Retype each entry below exactly as it stands.

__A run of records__
——————————
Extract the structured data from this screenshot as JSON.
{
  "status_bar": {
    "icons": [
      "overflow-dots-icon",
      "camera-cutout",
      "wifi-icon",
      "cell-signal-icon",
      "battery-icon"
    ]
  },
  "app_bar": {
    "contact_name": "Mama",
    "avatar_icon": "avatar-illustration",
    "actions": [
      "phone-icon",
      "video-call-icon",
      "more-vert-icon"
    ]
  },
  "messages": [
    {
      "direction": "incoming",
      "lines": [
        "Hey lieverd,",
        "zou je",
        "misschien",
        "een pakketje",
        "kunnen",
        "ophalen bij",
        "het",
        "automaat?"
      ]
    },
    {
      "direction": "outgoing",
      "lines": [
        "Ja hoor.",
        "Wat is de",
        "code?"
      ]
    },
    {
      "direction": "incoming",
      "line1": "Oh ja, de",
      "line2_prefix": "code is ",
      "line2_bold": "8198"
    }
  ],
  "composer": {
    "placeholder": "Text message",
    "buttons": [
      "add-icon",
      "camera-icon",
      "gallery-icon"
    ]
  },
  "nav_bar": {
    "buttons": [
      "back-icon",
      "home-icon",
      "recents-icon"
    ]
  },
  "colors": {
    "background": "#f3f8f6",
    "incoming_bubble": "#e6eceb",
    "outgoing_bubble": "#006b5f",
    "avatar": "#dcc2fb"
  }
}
——————————
__The completed task__
Extract the structured data from this screenshot as JSON.
{
  "status_bar": {
    "icons": [
      "overflow-dots-icon",
      "camera-cutout",
      "wifi-icon",
      "cell-signal-icon",
      "battery-icon"
    ]
  },
  "app_bar": {
    "contact_name": "Mama",
    "avatar_icon": "avatar-illustration",
    "actions": [
      "phone-icon",
      "video-call-icon",
      "more-vert-icon"
    ]
  },
  "messages": [
    {
      "direction": "incoming",
      "lines": [
        "Hey lieverd,",
        "zou je",
        "misschien",
        "een pakketje",
        "kunnen",
        "ophalen bij",
        "het",
        "automaat?"
      ]
    },
    {
      "direction": "outgoing",
      "lines": [
        "Ja hoor.",
        "Wat is de",
        "code?"
      ]
    },
    {
      "direction": "incoming",
      "line1": "Oh ja, de",
      "line2_prefix": "code is ",
      "line2_bold": "8198"
    }
  ],
  "composer": {
    "placeholder": "Text message",
    "buttons": [
      "add-icon",
      "camera-icon",
      "gallery-icon"
    ]
  },
  "nav_bar": {
    "buttons": [
      "back-icon",
      "home-icon",
      "recents-icon"
    ]
  },
  "colors": {
    "background": "#f3f8f6",
    "incoming_bubble": "#e6eceb",
    "outgoing_bubble": "#006b5f",
    "avatar": "#dcc2fb"
  }
}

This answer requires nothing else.